(Records drawn from a dataset)
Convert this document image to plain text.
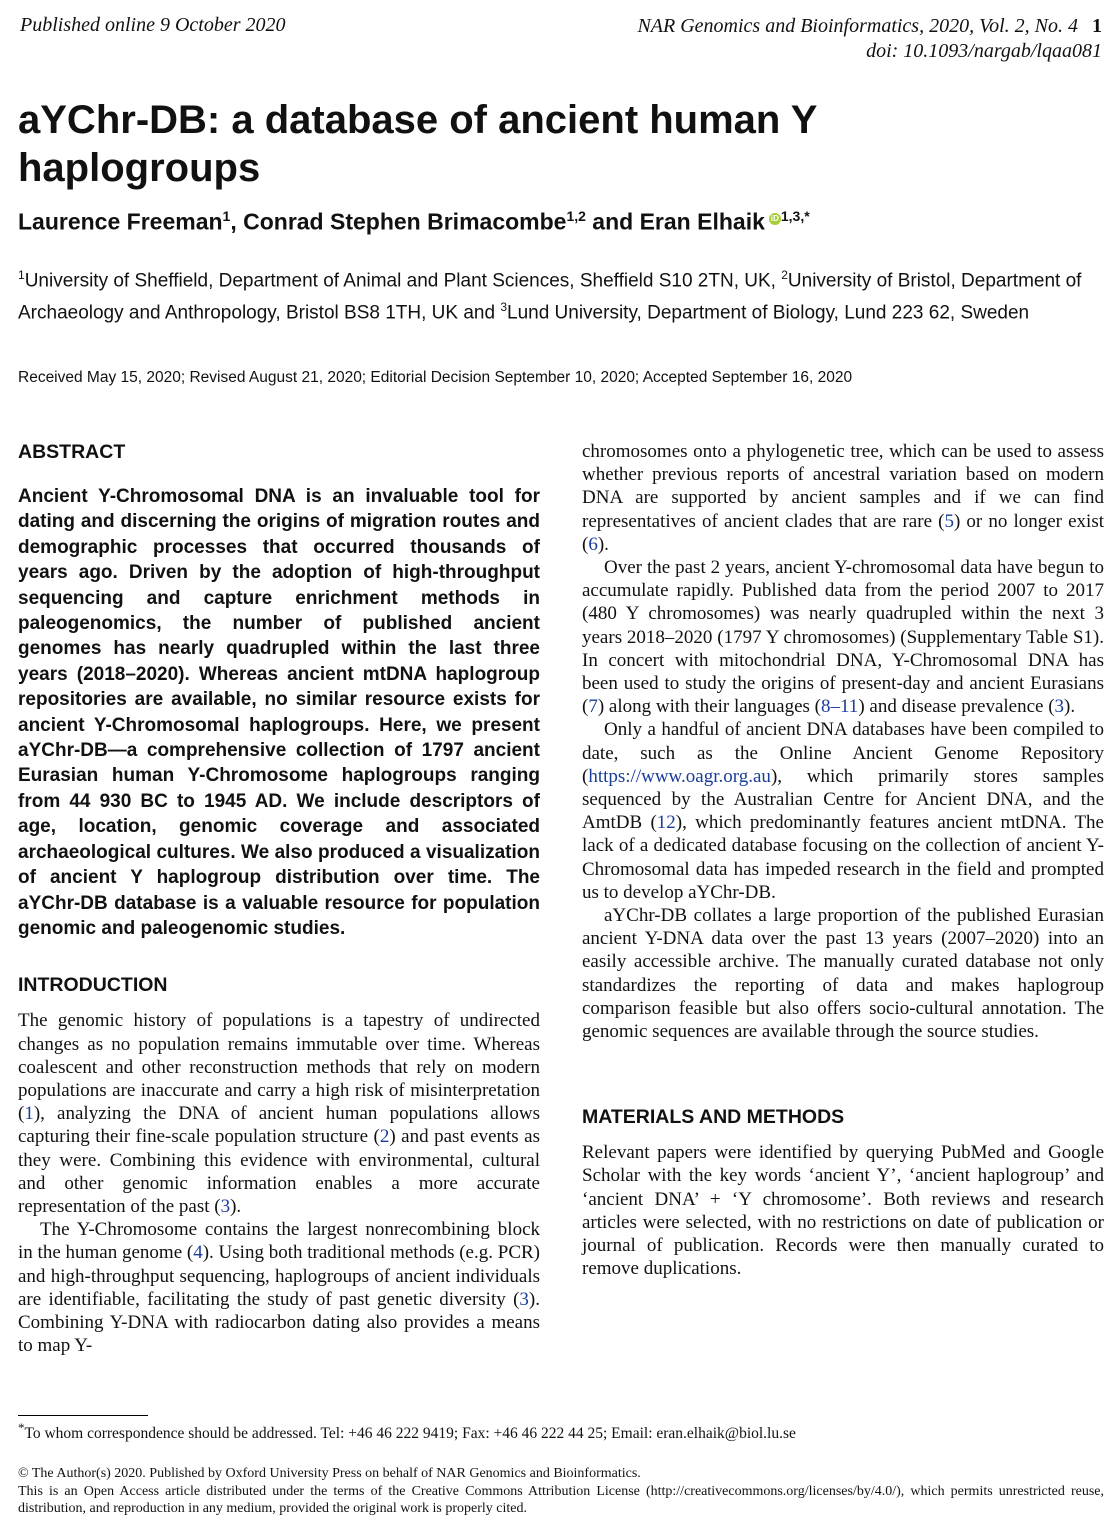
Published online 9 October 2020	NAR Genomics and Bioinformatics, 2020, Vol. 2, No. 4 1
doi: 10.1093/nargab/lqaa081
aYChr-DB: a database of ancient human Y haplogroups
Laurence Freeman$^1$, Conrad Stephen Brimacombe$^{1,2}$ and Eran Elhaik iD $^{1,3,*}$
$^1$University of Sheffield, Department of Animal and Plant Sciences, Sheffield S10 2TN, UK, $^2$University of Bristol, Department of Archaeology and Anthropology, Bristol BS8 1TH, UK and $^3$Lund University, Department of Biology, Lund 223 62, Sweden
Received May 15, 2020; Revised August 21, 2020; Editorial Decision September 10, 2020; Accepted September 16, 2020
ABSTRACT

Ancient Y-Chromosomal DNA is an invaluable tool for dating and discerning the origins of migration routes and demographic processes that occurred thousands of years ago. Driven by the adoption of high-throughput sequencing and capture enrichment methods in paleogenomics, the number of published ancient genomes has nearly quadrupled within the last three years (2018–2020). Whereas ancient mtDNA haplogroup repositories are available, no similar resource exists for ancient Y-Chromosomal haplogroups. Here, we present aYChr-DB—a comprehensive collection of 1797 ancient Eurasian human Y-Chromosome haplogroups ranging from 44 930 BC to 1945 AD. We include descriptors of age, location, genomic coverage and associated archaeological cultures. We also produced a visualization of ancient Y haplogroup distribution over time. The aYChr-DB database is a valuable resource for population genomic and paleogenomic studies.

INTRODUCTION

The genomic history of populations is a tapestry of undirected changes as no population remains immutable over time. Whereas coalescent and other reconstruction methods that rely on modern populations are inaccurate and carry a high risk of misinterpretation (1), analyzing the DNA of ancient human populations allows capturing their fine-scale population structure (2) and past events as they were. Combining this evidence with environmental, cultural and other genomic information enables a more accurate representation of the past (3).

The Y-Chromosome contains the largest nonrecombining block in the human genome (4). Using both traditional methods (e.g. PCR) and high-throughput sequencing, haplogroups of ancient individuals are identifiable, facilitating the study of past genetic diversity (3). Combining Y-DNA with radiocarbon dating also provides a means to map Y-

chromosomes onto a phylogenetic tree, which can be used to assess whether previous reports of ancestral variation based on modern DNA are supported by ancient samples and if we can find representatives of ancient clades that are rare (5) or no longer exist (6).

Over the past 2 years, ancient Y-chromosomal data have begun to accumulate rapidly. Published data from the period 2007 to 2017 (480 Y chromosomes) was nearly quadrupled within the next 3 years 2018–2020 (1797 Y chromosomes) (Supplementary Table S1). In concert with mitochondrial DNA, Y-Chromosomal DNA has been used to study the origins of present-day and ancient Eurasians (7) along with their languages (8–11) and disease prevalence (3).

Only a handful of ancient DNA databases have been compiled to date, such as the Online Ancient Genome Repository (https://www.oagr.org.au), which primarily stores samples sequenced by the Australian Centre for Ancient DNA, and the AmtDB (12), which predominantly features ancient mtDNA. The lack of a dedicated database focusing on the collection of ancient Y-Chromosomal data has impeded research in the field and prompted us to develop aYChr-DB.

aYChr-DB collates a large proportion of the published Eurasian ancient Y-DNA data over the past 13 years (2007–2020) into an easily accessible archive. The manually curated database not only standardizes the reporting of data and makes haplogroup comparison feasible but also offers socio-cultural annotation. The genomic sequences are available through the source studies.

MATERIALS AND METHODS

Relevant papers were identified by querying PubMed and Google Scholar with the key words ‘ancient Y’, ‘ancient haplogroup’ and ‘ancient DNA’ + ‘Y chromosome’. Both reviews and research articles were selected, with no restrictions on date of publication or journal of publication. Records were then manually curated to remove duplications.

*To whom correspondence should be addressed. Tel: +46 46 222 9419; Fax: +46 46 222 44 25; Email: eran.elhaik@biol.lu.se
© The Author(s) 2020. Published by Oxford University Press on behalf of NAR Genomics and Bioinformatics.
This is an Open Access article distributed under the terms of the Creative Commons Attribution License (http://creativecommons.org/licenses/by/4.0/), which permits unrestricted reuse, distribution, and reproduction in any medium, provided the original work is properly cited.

--

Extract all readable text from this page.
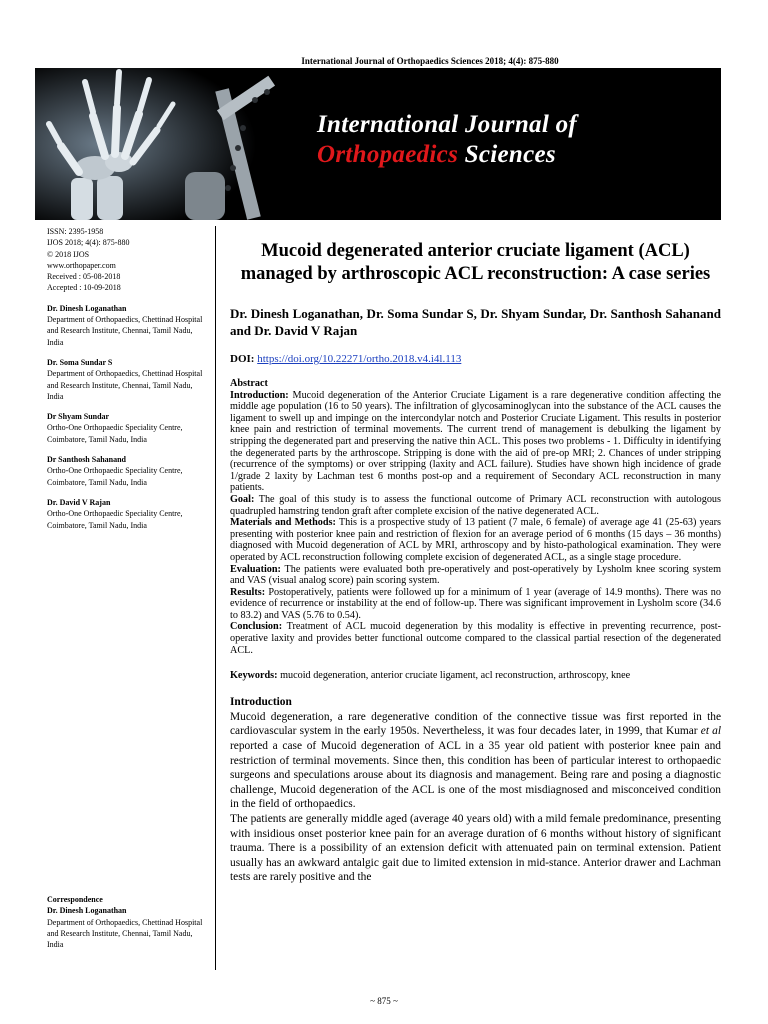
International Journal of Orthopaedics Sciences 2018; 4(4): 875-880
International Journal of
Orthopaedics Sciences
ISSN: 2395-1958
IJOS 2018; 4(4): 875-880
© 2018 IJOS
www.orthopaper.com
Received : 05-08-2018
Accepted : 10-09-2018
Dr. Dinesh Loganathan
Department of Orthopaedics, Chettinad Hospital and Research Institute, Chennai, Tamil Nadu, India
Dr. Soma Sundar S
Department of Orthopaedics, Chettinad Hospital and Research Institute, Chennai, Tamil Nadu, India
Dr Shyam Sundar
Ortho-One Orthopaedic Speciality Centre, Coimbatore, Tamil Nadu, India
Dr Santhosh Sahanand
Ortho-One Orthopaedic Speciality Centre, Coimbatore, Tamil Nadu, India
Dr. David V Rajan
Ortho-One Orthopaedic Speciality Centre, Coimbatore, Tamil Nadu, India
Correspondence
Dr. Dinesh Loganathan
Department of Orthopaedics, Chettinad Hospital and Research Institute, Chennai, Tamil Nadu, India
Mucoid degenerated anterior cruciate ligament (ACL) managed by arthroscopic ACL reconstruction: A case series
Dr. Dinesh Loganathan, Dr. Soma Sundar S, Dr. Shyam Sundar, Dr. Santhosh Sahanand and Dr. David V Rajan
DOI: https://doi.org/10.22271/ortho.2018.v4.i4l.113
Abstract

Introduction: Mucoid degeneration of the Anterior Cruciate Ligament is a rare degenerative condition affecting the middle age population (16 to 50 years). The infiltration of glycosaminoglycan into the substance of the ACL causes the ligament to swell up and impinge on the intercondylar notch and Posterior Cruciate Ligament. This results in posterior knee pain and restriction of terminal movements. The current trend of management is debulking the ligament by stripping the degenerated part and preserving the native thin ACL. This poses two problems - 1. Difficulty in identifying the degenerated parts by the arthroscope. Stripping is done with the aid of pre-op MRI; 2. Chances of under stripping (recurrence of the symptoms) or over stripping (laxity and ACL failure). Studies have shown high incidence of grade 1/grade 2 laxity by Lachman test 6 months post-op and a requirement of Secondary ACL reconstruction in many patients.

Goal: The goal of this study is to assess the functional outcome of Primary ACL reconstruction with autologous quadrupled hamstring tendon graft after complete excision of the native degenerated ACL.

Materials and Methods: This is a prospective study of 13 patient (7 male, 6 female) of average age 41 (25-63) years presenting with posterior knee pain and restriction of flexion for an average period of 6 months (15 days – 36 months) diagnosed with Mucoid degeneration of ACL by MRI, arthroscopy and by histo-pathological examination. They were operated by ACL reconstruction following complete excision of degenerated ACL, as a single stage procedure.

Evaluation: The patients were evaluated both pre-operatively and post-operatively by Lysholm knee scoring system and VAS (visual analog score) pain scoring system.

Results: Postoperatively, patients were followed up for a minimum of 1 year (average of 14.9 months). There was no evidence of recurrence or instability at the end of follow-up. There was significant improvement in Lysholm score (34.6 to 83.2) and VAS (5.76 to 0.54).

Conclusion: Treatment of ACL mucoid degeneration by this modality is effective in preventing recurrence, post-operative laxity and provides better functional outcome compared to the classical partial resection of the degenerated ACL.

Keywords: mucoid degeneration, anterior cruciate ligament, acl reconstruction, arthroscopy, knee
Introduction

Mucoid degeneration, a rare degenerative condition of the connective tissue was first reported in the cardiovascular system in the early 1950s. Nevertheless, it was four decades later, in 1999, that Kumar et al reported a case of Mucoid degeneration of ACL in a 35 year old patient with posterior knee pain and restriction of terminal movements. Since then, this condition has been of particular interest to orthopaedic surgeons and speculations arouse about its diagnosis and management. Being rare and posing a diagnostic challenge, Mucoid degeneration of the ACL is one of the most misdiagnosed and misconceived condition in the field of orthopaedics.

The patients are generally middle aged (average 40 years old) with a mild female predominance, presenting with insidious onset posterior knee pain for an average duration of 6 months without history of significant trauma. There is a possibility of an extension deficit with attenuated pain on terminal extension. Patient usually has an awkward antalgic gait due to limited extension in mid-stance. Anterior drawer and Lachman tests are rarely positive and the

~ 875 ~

* [Description of the task]:
Look for the word "assess". Copy out every line of the data that has it.

* [Written response]:
chromosomes onto a phylogenetic tree, which can be used to assess whether previous reports of ancestral variation based on modern DNA are supported by ancient samples and if we can find representatives of ancient clades that are rare (5) or no longer exist (6).
Goal: The goal of this study is to assess the functional outcome of Primary ACL reconstruction with autologous quadrupled hamstring tendon graft after complete excision of the native degenerated ACL.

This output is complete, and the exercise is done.